_Task details_.
Exactly as written, retype the listing below, omitting the pictures.

# start of Records shown

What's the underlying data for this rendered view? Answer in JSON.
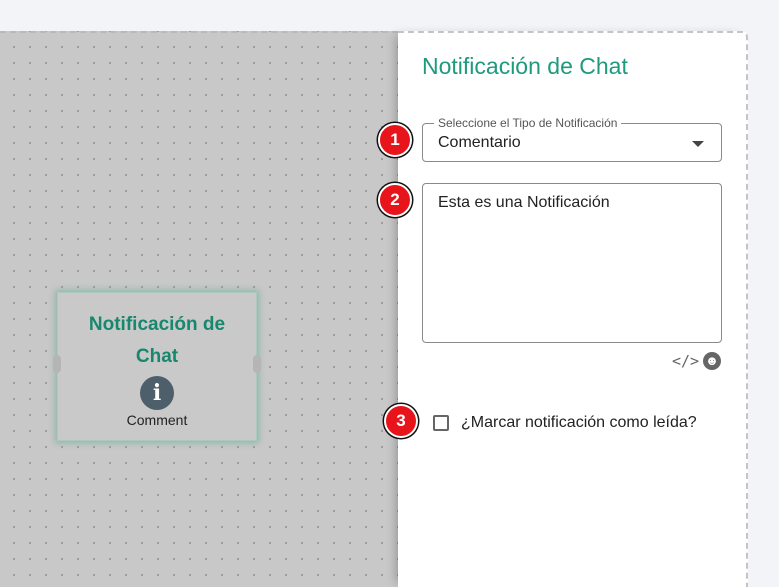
{
  "canvas": {
    "node": {
      "title": "Notificación de Chat",
      "icon": "info-icon",
      "icon_glyph": "i",
      "label": "Comment"
    }
  },
  "panel": {
    "title": "Notificación de Chat",
    "select": {
      "legend": "Seleccione el Tipo de Notificación",
      "value": "Comentario"
    },
    "message": {
      "value": "Esta es una Notificación"
    },
    "tools": {
      "code_icon": "code-icon",
      "code_glyph": "</>",
      "emoji_icon": "emoji-icon",
      "emoji_glyph": "☻"
    },
    "checkbox": {
      "label": "¿Marcar notificación como leída?",
      "checked": false
    }
  },
  "markers": [
    "1",
    "2",
    "3"
  ],
  "colors": {
    "accent": "#1e9a7d",
    "node_title": "#17876d",
    "marker": "#e8141b"
  }
}
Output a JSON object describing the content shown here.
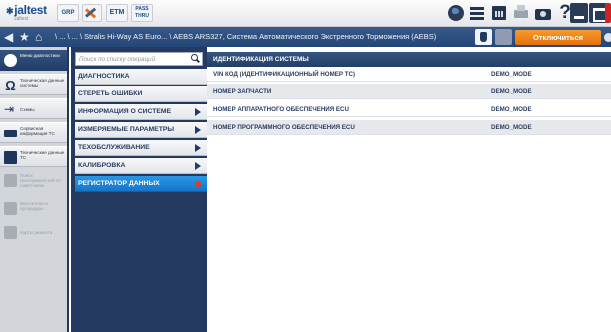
{
  "app": {
    "logo_text": "jaltest",
    "logo_tagline": "Jaltest",
    "group_button": "GRP",
    "etm_button": "ETM",
    "pass_thru_line1": "PASS",
    "pass_thru_line2": "THRU",
    "help_glyph": "?"
  },
  "nav": {
    "breadcrumb": "\\ ... \\ ... \\ Stralis Hi-Way AS Euro... \\ AEBS ARS327, Система Автоматического Экстренного Торможения (AEBS)",
    "disconnect_label": "Отключиться"
  },
  "sidebar": {
    "items": [
      {
        "label": "Меню диагностики"
      },
      {
        "label": "Техническая данные системы"
      },
      {
        "label": "Схемы"
      },
      {
        "label": "Сервисная информация ТС"
      },
      {
        "label": "Технические данные ТС"
      },
      {
        "label": "Поиск неисправностей по симптомам"
      },
      {
        "label": "Бюллетени и процедуры"
      },
      {
        "label": "Карты ремонта"
      }
    ]
  },
  "menu": {
    "search_placeholder": "Поиск по списку операций",
    "items": [
      {
        "label": "ДИАГНОСТИКА"
      },
      {
        "label": "СТЕРЕТЬ ОШИБКИ"
      },
      {
        "label": "ИНФОРМАЦИЯ О СИСТЕМЕ"
      },
      {
        "label": "ИЗМЕРЯЕМЫЕ ПАРАМЕТРЫ"
      },
      {
        "label": "ТЕХОБСЛУЖИВАНИЕ"
      },
      {
        "label": "КАЛИБРОВКА"
      },
      {
        "label": "РЕГИСТРАТОР ДАННЫХ"
      }
    ],
    "selected_index": 6
  },
  "table": {
    "header": "ИДЕНТИФИКАЦИЯ СИСТЕМЫ",
    "rows": [
      {
        "name": "VIN КОД (ИДЕНТИФИКАЦИОННЫЙ НОМЕР ТС)",
        "value": "DEMO_MODE"
      },
      {
        "name": "НОМЕР ЗАПЧАСТИ",
        "value": "DEMO_MODE"
      },
      {
        "name": "НОМЕР АППАРАТНОГО ОБЕСПЕЧЕНИЯ ECU",
        "value": "DEMO_MODE"
      },
      {
        "name": "НОМЕР ПРОГРАММНОГО ОБЕСПЕЧЕНИЯ ECU",
        "value": "DEMO_MODE"
      }
    ]
  },
  "colors": {
    "nav_blue": "#254777",
    "selected_blue": "#1675c8",
    "disconnect_orange": "#e2700b",
    "close_red": "#d12323"
  }
}
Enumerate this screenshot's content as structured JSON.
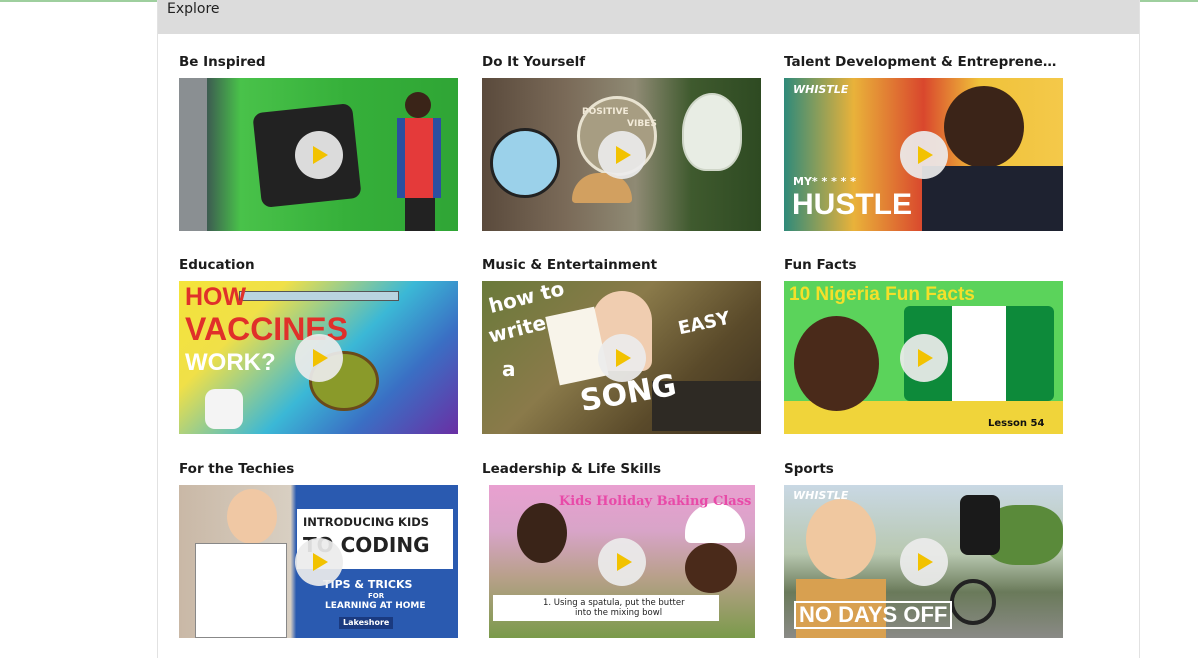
{
  "section": {
    "title": "Explore"
  },
  "cards": [
    {
      "title": "Be Inspired",
      "captions": []
    },
    {
      "title": "Do It Yourself",
      "captions": [
        "POSITIVE",
        "VIBES"
      ]
    },
    {
      "title": "Talent Development & Entrepreneursh...",
      "captions": [
        "WHISTLE",
        "MY* * * * *",
        "HUSTLE"
      ]
    },
    {
      "title": "Education",
      "captions": [
        "HOW",
        "VACCINES",
        "WORK?"
      ]
    },
    {
      "title": "Music & Entertainment",
      "captions": [
        "how to",
        "write",
        "a",
        "SONG",
        "EASY"
      ]
    },
    {
      "title": "Fun Facts",
      "captions": [
        "10 Nigeria Fun Facts",
        "Lesson 54"
      ]
    },
    {
      "title": "For the Techies",
      "captions": [
        "INTRODUCING KIDS",
        "TO CODING",
        "TIPS & TRICKS",
        "FOR",
        "LEARNING AT HOME",
        "Lakeshore"
      ]
    },
    {
      "title": "Leadership & Life Skills",
      "captions": [
        "Kids Holiday Baking Class",
        "1. Using a spatula, put the butter",
        "into the mixing bowl"
      ]
    },
    {
      "title": "Sports",
      "captions": [
        "WHISTLE",
        "NO DAYS OFF"
      ]
    }
  ],
  "colors": {
    "header_bg": "#dcdcdc",
    "play_triangle": "#f2c200"
  },
  "icons": {
    "play": "play-icon"
  }
}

# end of Records shown

_Task answer_.
What's the underlying data for this rendered view? Answer in JSON.
{
  "canvas": {
    "node": {
      "title": "Notificación de Chat",
      "icon": "info-icon",
      "icon_glyph": "i",
      "label": "Comment"
    }
  },
  "panel": {
    "title": "Notificación de Chat",
    "select": {
      "legend": "Seleccione el Tipo de Notificación",
      "value": "Comentario"
    },
    "message": {
      "value": "Esta es una Notificación"
    },
    "tools": {
      "code_icon": "code-icon",
      "code_glyph": "</>",
      "emoji_icon": "emoji-icon",
      "emoji_glyph": "☻"
    },
    "checkbox": {
      "label": "¿Marcar notificación como leída?",
      "checked": false
    }
  },
  "markers": [
    "1",
    "2",
    "3"
  ],
  "colors": {
    "accent": "#1e9a7d",
    "node_title": "#17876d",
    "marker": "#e8141b"
  }
}
Output a JSON object describing the content shown here.
{
  "app": {
    "logo_text": "jaltest",
    "logo_tagline": "Jaltest",
    "group_button": "GRP",
    "etm_button": "ETM",
    "pass_thru_line1": "PASS",
    "pass_thru_line2": "THRU",
    "help_glyph": "?"
  },
  "nav": {
    "breadcrumb": "\\ ... \\ ... \\ Stralis Hi-Way AS Euro... \\ AEBS ARS327, Система Автоматического Экстренного Торможения (AEBS)",
    "disconnect_label": "Отключиться"
  },
  "sidebar": {
    "items": [
      {
        "label": "Меню диагностики"
      },
      {
        "label": "Техническая данные системы"
      },
      {
        "label": "Схемы"
      },
      {
        "label": "Сервисная информация ТС"
      },
      {
        "label": "Технические данные ТС"
      },
      {
        "label": "Поиск неисправностей по симптомам"
      },
      {
        "label": "Бюллетени и процедуры"
      },
      {
        "label": "Карты ремонта"
      }
    ]
  },
  "menu": {
    "search_placeholder": "Поиск по списку операций",
    "items": [
      {
        "label": "ДИАГНОСТИКА"
      },
      {
        "label": "СТЕРЕТЬ ОШИБКИ"
      },
      {
        "label": "ИНФОРМАЦИЯ О СИСТЕМЕ"
      },
      {
        "label": "ИЗМЕРЯЕМЫЕ ПАРАМЕТРЫ"
      },
      {
        "label": "ТЕХОБСЛУЖИВАНИЕ"
      },
      {
        "label": "КАЛИБРОВКА"
      },
      {
        "label": "РЕГИСТРАТОР ДАННЫХ"
      }
    ],
    "selected_index": 6
  },
  "table": {
    "header": "ИДЕНТИФИКАЦИЯ СИСТЕМЫ",
    "rows": [
      {
        "name": "VIN КОД (ИДЕНТИФИКАЦИОННЫЙ НОМЕР ТС)",
        "value": "DEMO_MODE"
      },
      {
        "name": "НОМЕР ЗАПЧАСТИ",
        "value": "DEMO_MODE"
      },
      {
        "name": "НОМЕР АППАРАТНОГО ОБЕСПЕЧЕНИЯ ECU",
        "value": "DEMO_MODE"
      },
      {
        "name": "НОМЕР ПРОГРАММНОГО ОБЕСПЕЧЕНИЯ ECU",
        "value": "DEMO_MODE"
      }
    ]
  },
  "colors": {
    "nav_blue": "#254777",
    "selected_blue": "#1675c8",
    "disconnect_orange": "#e2700b",
    "close_red": "#d12323"
  }
}
Enumerate this screenshot's content as structured JSON.
{
  "section": {
    "title": "Explore"
  },
  "cards": [
    {
      "title": "Be Inspired",
      "captions": []
    },
    {
      "title": "Do It Yourself",
      "captions": [
        "POSITIVE",
        "VIBES"
      ]
    },
    {
      "title": "Talent Development & Entrepreneursh...",
      "captions": [
        "WHISTLE",
        "MY* * * * *",
        "HUSTLE"
      ]
    },
    {
      "title": "Education",
      "captions": [
        "HOW",
        "VACCINES",
        "WORK?"
      ]
    },
    {
      "title": "Music & Entertainment",
      "captions": [
        "how to",
        "write",
        "a",
        "SONG",
        "EASY"
      ]
    },
    {
      "title": "Fun Facts",
      "captions": [
        "10 Nigeria Fun Facts",
        "Lesson 54"
      ]
    },
    {
      "title": "For the Techies",
      "captions": [
        "INTRODUCING KIDS",
        "TO CODING",
        "TIPS & TRICKS",
        "FOR",
        "LEARNING AT HOME",
        "Lakeshore"
      ]
    },
    {
      "title": "Leadership & Life Skills",
      "captions": [
        "Kids Holiday Baking Class",
        "1. Using a spatula, put the butter",
        "into the mixing bowl"
      ]
    },
    {
      "title": "Sports",
      "captions": [
        "WHISTLE",
        "NO DAYS OFF"
      ]
    }
  ],
  "colors": {
    "header_bg": "#dcdcdc",
    "play_triangle": "#f2c200"
  },
  "icons": {
    "play": "play-icon"
  }
}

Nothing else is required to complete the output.